(Data records)
»»
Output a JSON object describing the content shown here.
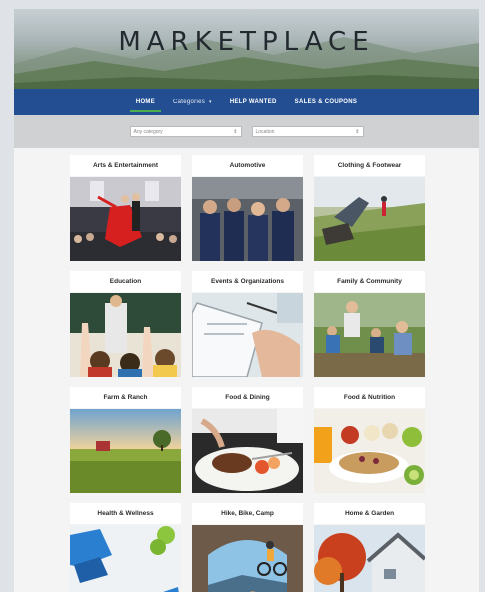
{
  "hero": {
    "title": "MARKETPLACE"
  },
  "nav": {
    "items": [
      {
        "label": "HOME",
        "active": true
      },
      {
        "label": "Categories",
        "has_dropdown": true
      },
      {
        "label": "HELP WANTED"
      },
      {
        "label": "SALES & COUPONS"
      }
    ]
  },
  "filters": {
    "category": "Any category",
    "location": "Location"
  },
  "categories": [
    {
      "label": "Arts & Entertainment",
      "image": "dancers-on-stage"
    },
    {
      "label": "Automotive",
      "image": "mechanics-team"
    },
    {
      "label": "Clothing & Footwear",
      "image": "hiking-boots"
    },
    {
      "label": "Education",
      "image": "classroom-hands-raised"
    },
    {
      "label": "Events & Organizations",
      "image": "clipboard-writing"
    },
    {
      "label": "Family & Community",
      "image": "family-outdoors"
    },
    {
      "label": "Farm & Ranch",
      "image": "farm-field"
    },
    {
      "label": "Food & Dining",
      "image": "plated-meal"
    },
    {
      "label": "Food & Nutrition",
      "image": "healthy-breakfast"
    },
    {
      "label": "Health & Wellness",
      "image": "sneakers-apples"
    },
    {
      "label": "Hike, Bike, Camp",
      "image": "mountain-biker-arch"
    },
    {
      "label": "Home & Garden",
      "image": "house-autumn-tree"
    }
  ]
}
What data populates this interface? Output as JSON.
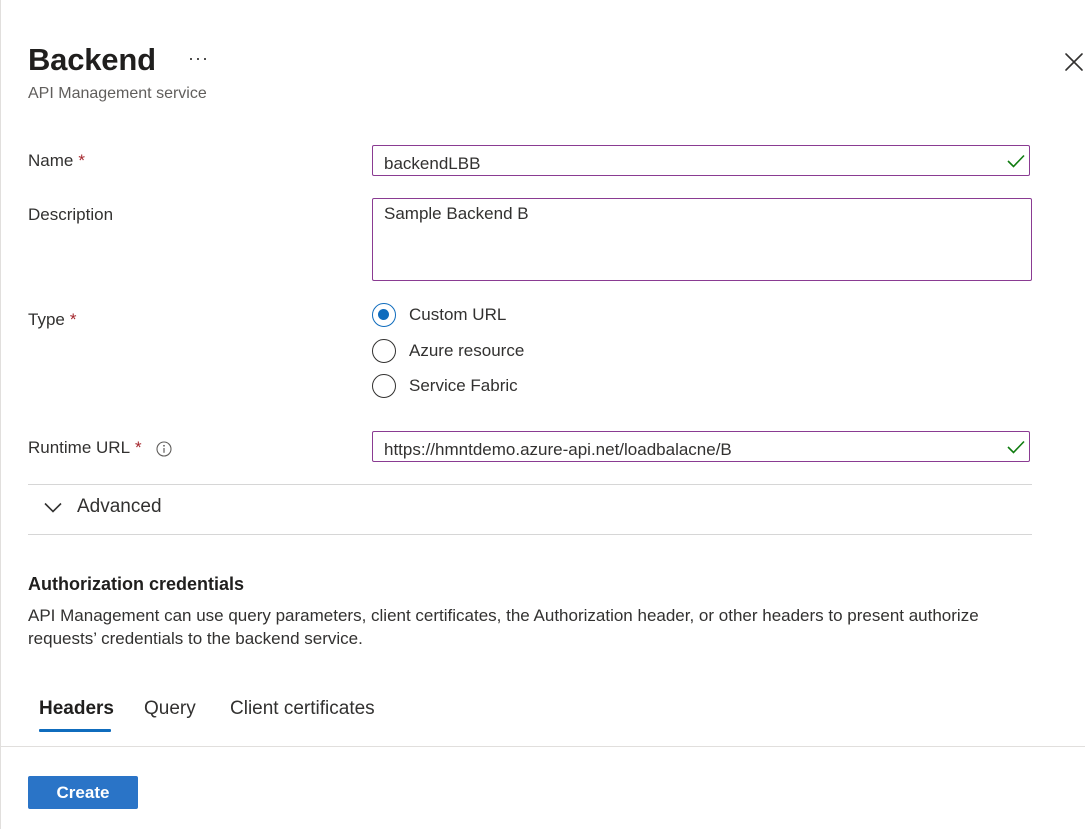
{
  "header": {
    "title": "Backend",
    "more_label": "···",
    "subtitle": "API Management service"
  },
  "form": {
    "name": {
      "label": "Name",
      "required_mark": "*",
      "value": "backendLBB"
    },
    "description": {
      "label": "Description",
      "value": "Sample Backend B"
    },
    "type": {
      "label": "Type",
      "required_mark": "*",
      "options": [
        {
          "label": "Custom URL",
          "selected": true
        },
        {
          "label": "Azure resource",
          "selected": false
        },
        {
          "label": "Service Fabric",
          "selected": false
        }
      ]
    },
    "runtime_url": {
      "label": "Runtime URL",
      "required_mark": "*",
      "value": "https://hmntdemo.azure-api.net/loadbalacne/B"
    },
    "advanced": {
      "label": "Advanced",
      "expanded": false
    }
  },
  "auth": {
    "title": "Authorization credentials",
    "description": "API Management can use query parameters, client certificates, the Authorization header, or other headers to present authorize requests’ credentials to the backend service.",
    "tabs": [
      {
        "label": "Headers",
        "active": true
      },
      {
        "label": "Query",
        "active": false
      },
      {
        "label": "Client certificates",
        "active": false
      }
    ]
  },
  "footer": {
    "create_label": "Create"
  },
  "colors": {
    "accent": "#0f6cbd",
    "primary_button": "#2a74c7",
    "input_border": "#8a3b92",
    "valid_check": "#107c10",
    "required": "#a4262c"
  },
  "icons": {
    "close": "close-icon",
    "more": "more-icon",
    "valid": "checkmark-icon",
    "info": "info-icon",
    "expand": "chevron-down-icon"
  }
}
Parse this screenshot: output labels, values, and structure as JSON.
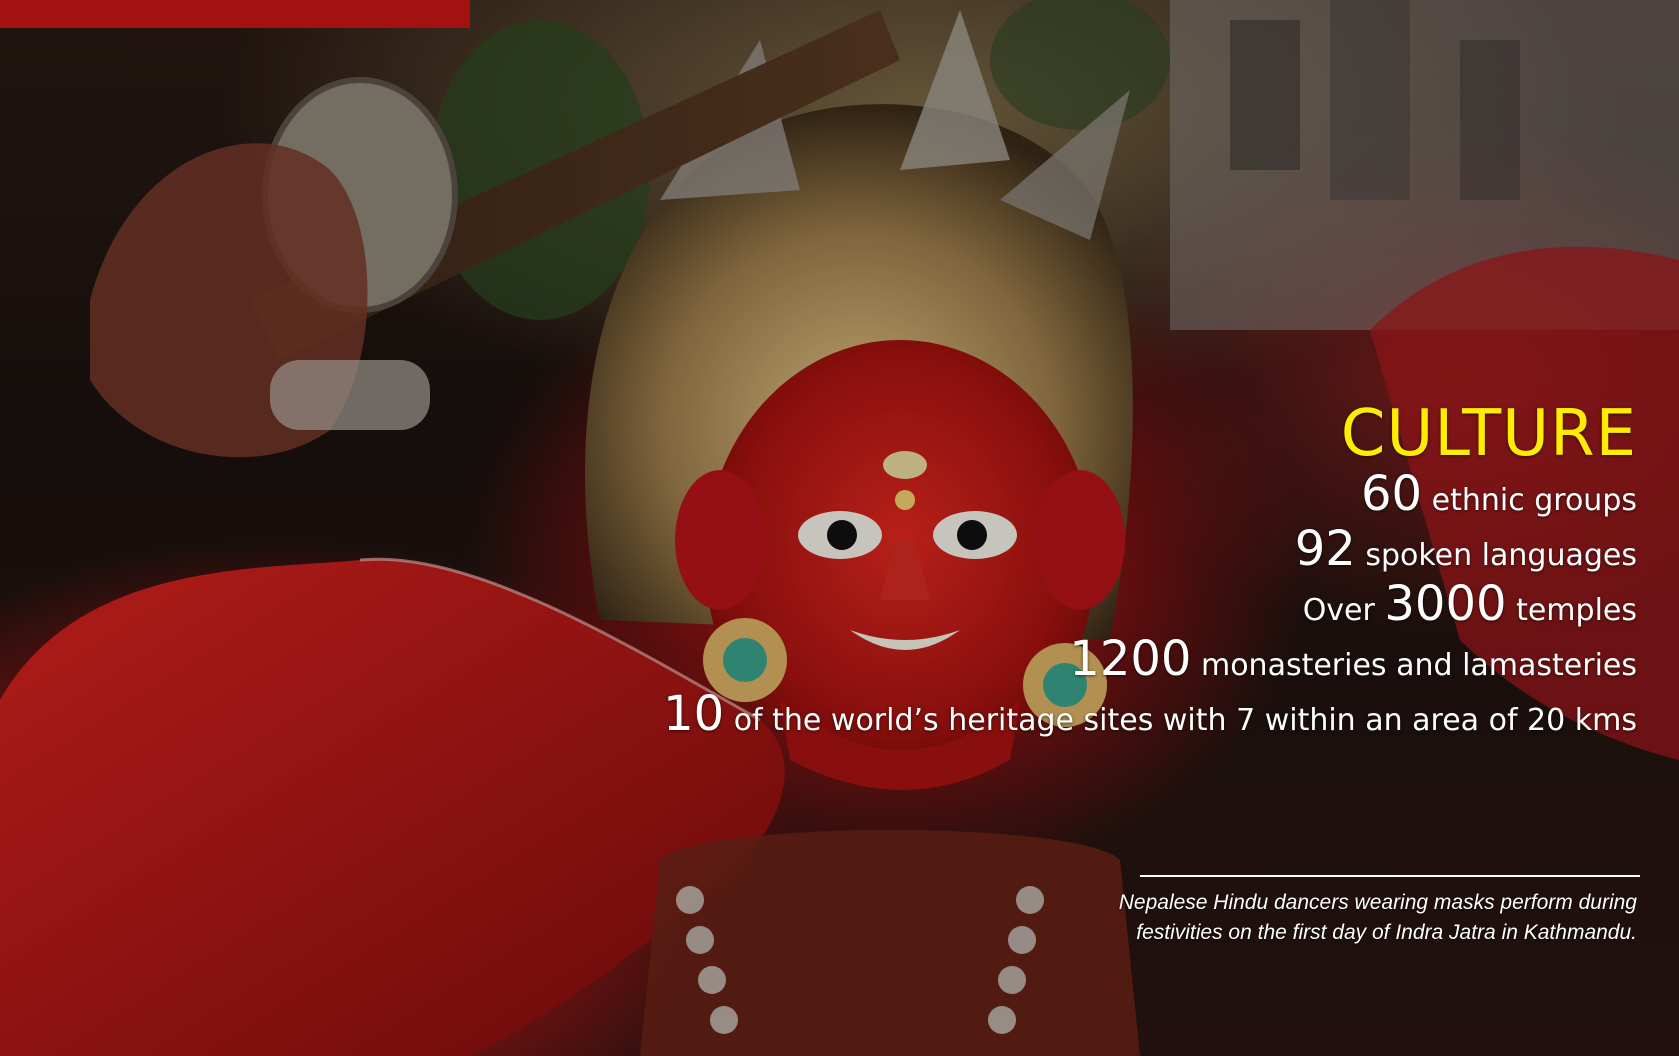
{
  "title": "CULTURE",
  "facts": [
    {
      "pre": "",
      "num": "60",
      "post": " ethnic groups"
    },
    {
      "pre": "",
      "num": "92",
      "post": " spoken languages"
    },
    {
      "pre": "Over ",
      "num": "3000",
      "post": " temples"
    },
    {
      "pre": "",
      "num": "1200",
      "post": " monasteries and lamasteries"
    },
    {
      "pre": "",
      "num": "10",
      "post": " of the world’s heritage sites with 7 within an area of 20 kms"
    }
  ],
  "caption": "Nepalese Hindu dancers wearing masks perform during festivities on the first day of Indra Jatra in Kathmandu.",
  "colors": {
    "title": "#ffec00",
    "text": "#ffffff",
    "mask_red": "#c41a18"
  }
}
««
Reproduce all of the entries word for word, skipping any pictures they hold.

Output a JSON object describing the content shown here.
{
  "hero": {
    "title": "MARKETPLACE"
  },
  "nav": {
    "items": [
      {
        "label": "HOME",
        "active": true
      },
      {
        "label": "Categories",
        "has_dropdown": true
      },
      {
        "label": "HELP WANTED"
      },
      {
        "label": "SALES & COUPONS"
      }
    ]
  },
  "filters": {
    "category": "Any category",
    "location": "Location"
  },
  "categories": [
    {
      "label": "Arts & Entertainment",
      "image": "dancers-on-stage"
    },
    {
      "label": "Automotive",
      "image": "mechanics-team"
    },
    {
      "label": "Clothing & Footwear",
      "image": "hiking-boots"
    },
    {
      "label": "Education",
      "image": "classroom-hands-raised"
    },
    {
      "label": "Events & Organizations",
      "image": "clipboard-writing"
    },
    {
      "label": "Family & Community",
      "image": "family-outdoors"
    },
    {
      "label": "Farm & Ranch",
      "image": "farm-field"
    },
    {
      "label": "Food & Dining",
      "image": "plated-meal"
    },
    {
      "label": "Food & Nutrition",
      "image": "healthy-breakfast"
    },
    {
      "label": "Health & Wellness",
      "image": "sneakers-apples"
    },
    {
      "label": "Hike, Bike, Camp",
      "image": "mountain-biker-arch"
    },
    {
      "label": "Home & Garden",
      "image": "house-autumn-tree"
    }
  ]
}
What data populates this interface? Output as JSON.
{
  "header": {
    "title": "Backend",
    "more_label": "···",
    "subtitle": "API Management service"
  },
  "form": {
    "name": {
      "label": "Name",
      "required_mark": "*",
      "value": "backendLBB"
    },
    "description": {
      "label": "Description",
      "value": "Sample Backend B"
    },
    "type": {
      "label": "Type",
      "required_mark": "*",
      "options": [
        {
          "label": "Custom URL",
          "selected": true
        },
        {
          "label": "Azure resource",
          "selected": false
        },
        {
          "label": "Service Fabric",
          "selected": false
        }
      ]
    },
    "runtime_url": {
      "label": "Runtime URL",
      "required_mark": "*",
      "value": "https://hmntdemo.azure-api.net/loadbalacne/B"
    },
    "advanced": {
      "label": "Advanced",
      "expanded": false
    }
  },
  "auth": {
    "title": "Authorization credentials",
    "description": "API Management can use query parameters, client certificates, the Authorization header, or other headers to present authorize requests’ credentials to the backend service.",
    "tabs": [
      {
        "label": "Headers",
        "active": true
      },
      {
        "label": "Query",
        "active": false
      },
      {
        "label": "Client certificates",
        "active": false
      }
    ]
  },
  "footer": {
    "create_label": "Create"
  },
  "colors": {
    "accent": "#0f6cbd",
    "primary_button": "#2a74c7",
    "input_border": "#8a3b92",
    "valid_check": "#107c10",
    "required": "#a4262c"
  },
  "icons": {
    "close": "close-icon",
    "more": "more-icon",
    "valid": "checkmark-icon",
    "info": "info-icon",
    "expand": "chevron-down-icon"
  }
}
Parse this screenshot: output labels, values, and structure as JSON.
{
  "title": "CULTURE",
  "facts": [
    {
      "pre": "",
      "num": "60",
      "post": " ethnic groups"
    },
    {
      "pre": "",
      "num": "92",
      "post": " spoken languages"
    },
    {
      "pre": "Over ",
      "num": "3000",
      "post": " temples"
    },
    {
      "pre": "",
      "num": "1200",
      "post": " monasteries and lamasteries"
    },
    {
      "pre": "",
      "num": "10",
      "post": " of the world’s heritage sites with 7 within an area of 20 kms"
    }
  ],
  "caption": "Nepalese Hindu dancers wearing masks perform during festivities on the first day of Indra Jatra in Kathmandu.",
  "colors": {
    "title": "#ffec00",
    "text": "#ffffff",
    "mask_red": "#c41a18"
  }
}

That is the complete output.